* START Raw data *

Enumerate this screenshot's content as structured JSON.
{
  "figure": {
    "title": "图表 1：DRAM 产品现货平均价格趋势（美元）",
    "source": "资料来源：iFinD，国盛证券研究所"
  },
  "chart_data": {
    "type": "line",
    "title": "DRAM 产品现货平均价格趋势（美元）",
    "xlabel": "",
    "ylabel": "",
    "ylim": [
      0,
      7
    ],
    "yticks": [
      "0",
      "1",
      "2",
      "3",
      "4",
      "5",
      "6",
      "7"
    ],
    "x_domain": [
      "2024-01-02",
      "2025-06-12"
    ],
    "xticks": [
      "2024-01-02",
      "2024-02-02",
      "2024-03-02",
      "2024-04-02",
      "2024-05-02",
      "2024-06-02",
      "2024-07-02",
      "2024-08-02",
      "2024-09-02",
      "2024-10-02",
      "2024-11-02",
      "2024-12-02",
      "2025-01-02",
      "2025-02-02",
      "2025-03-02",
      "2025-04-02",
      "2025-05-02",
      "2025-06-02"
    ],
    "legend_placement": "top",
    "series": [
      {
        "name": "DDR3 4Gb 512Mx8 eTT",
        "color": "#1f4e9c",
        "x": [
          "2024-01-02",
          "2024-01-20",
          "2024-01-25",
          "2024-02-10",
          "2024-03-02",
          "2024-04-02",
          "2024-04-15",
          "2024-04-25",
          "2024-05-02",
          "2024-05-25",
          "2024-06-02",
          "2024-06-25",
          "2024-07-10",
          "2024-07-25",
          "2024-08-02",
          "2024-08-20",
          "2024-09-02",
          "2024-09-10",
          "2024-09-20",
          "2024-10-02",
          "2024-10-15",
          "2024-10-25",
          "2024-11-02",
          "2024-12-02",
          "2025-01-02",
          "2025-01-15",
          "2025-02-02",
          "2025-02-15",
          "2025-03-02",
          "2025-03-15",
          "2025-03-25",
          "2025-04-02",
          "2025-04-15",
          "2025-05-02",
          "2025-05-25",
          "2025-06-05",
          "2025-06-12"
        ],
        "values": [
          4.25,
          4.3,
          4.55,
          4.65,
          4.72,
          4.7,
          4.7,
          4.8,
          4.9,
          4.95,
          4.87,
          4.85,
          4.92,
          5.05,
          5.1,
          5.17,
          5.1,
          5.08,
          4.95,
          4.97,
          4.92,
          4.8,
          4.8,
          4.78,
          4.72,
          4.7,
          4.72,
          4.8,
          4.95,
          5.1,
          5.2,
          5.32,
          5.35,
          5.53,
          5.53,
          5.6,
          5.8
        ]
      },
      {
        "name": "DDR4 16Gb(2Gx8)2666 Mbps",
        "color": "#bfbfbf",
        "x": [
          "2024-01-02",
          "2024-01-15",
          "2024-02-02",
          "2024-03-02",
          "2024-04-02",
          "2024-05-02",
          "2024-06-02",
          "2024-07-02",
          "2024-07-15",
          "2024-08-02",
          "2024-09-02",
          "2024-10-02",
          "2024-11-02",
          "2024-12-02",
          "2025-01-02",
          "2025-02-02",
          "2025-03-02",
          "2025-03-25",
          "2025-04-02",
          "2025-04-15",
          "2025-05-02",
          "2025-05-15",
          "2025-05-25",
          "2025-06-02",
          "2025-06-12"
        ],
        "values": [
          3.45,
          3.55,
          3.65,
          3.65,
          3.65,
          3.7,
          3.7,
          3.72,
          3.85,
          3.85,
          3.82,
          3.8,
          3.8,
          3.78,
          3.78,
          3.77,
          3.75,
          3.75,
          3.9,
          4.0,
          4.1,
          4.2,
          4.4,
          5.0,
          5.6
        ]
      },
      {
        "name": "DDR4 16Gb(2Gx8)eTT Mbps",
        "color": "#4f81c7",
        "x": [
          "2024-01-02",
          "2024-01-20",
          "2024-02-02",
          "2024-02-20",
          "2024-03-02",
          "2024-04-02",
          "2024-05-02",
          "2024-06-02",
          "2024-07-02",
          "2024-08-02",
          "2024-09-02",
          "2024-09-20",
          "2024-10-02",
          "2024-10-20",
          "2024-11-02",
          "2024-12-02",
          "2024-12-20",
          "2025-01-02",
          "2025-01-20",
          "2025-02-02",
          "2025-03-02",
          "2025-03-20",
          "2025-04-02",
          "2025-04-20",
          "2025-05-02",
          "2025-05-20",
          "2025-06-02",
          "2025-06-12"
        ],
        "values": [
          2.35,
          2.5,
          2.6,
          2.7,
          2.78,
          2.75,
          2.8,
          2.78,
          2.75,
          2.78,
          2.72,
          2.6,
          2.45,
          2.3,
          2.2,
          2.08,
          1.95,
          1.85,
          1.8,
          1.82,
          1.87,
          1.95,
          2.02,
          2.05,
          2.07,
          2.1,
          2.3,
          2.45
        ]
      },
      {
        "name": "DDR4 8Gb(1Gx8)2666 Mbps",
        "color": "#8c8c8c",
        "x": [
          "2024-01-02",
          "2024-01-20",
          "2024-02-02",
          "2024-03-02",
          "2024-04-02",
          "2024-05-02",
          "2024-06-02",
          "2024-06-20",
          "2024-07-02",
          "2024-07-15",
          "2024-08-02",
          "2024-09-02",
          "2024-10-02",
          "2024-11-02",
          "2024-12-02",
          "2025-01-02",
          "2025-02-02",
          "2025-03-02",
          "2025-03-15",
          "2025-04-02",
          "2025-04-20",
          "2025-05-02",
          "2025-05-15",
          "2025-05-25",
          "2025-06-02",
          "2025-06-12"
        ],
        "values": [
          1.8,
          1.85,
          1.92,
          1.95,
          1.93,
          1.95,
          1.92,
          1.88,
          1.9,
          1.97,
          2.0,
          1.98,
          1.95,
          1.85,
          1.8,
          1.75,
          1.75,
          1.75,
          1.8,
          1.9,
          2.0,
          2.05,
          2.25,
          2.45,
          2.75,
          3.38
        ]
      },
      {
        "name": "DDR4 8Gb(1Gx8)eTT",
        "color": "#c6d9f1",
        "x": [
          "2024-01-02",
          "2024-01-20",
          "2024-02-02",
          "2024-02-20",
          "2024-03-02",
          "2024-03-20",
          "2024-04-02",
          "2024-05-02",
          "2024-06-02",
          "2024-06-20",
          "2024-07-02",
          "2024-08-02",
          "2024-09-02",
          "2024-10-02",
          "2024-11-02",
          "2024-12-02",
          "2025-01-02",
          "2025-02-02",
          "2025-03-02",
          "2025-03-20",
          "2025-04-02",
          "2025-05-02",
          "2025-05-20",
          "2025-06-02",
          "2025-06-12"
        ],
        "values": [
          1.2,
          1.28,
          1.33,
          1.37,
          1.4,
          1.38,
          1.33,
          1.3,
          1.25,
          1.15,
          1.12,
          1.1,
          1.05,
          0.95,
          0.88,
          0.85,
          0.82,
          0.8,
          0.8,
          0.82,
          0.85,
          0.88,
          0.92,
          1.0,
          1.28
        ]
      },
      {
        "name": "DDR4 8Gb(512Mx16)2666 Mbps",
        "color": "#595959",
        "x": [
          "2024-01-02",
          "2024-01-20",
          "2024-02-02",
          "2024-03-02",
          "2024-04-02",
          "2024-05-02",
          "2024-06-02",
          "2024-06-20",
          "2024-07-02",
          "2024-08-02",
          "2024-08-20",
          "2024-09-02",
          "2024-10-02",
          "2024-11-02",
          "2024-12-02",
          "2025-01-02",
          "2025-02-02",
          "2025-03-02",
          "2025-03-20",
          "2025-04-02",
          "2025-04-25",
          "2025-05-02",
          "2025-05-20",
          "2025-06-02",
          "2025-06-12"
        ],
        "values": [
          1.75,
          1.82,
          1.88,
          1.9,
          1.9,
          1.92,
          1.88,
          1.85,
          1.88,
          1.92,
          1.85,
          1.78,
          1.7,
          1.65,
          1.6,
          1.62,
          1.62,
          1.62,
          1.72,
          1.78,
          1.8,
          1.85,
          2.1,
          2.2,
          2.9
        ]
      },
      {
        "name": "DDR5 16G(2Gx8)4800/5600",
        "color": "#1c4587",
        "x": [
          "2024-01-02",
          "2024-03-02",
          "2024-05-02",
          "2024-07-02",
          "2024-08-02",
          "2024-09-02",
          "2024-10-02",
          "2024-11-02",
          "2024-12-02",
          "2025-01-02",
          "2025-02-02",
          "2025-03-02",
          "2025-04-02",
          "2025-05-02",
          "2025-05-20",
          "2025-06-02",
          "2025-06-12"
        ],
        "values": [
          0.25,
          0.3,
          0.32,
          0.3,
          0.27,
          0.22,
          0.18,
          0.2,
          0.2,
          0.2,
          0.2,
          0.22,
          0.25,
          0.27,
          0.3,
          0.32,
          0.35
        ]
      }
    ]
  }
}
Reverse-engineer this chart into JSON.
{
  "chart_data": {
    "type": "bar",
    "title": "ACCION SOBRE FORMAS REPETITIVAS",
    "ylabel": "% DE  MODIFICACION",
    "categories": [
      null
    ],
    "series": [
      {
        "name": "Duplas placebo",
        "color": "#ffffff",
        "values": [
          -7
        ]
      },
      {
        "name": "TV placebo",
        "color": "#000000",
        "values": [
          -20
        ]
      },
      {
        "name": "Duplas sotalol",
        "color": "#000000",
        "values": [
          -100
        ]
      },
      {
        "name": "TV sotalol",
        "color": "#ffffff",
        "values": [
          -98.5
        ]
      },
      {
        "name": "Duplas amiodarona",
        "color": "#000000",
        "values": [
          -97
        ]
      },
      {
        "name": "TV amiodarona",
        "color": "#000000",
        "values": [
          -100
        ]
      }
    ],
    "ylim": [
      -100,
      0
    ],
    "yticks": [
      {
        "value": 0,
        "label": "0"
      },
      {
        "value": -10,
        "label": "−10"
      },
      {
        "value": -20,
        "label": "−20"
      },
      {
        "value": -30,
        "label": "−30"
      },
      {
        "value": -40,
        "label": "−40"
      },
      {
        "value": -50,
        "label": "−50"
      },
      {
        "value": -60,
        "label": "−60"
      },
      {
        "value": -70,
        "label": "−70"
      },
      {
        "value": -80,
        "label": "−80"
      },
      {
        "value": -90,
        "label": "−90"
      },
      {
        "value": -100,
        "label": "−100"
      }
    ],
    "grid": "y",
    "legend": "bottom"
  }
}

* END Raw data *

Directions — Nothing but the lines from the one with "Reverse-engineer this chart into JSON." through the end of the data above should be repeated, each exactly as it stands.

Reply —
Reverse-engineer this chart into JSON.
{
  "chart_data": {
    "type": "bar",
    "title": "ACCION SOBRE FORMAS REPETITIVAS",
    "ylabel": "% DE  MODIFICACION",
    "categories": [
      null
    ],
    "series": [
      {
        "name": "Duplas placebo",
        "color": "#ffffff",
        "values": [
          -7
        ]
      },
      {
        "name": "TV placebo",
        "color": "#000000",
        "values": [
          -20
        ]
      },
      {
        "name": "Duplas sotalol",
        "color": "#000000",
        "values": [
          -100
        ]
      },
      {
        "name": "TV sotalol",
        "color": "#ffffff",
        "values": [
          -98.5
        ]
      },
      {
        "name": "Duplas amiodarona",
        "color": "#000000",
        "values": [
          -97
        ]
      },
      {
        "name": "TV amiodarona",
        "color": "#000000",
        "values": [
          -100
        ]
      }
    ],
    "ylim": [
      -100,
      0
    ],
    "yticks": [
      {
        "value": 0,
        "label": "0"
      },
      {
        "value": -10,
        "label": "−10"
      },
      {
        "value": -20,
        "label": "−20"
      },
      {
        "value": -30,
        "label": "−30"
      },
      {
        "value": -40,
        "label": "−40"
      },
      {
        "value": -50,
        "label": "−50"
      },
      {
        "value": -60,
        "label": "−60"
      },
      {
        "value": -70,
        "label": "−70"
      },
      {
        "value": -80,
        "label": "−80"
      },
      {
        "value": -90,
        "label": "−90"
      },
      {
        "value": -100,
        "label": "−100"
      }
    ],
    "grid": "y",
    "legend": "bottom"
  }
}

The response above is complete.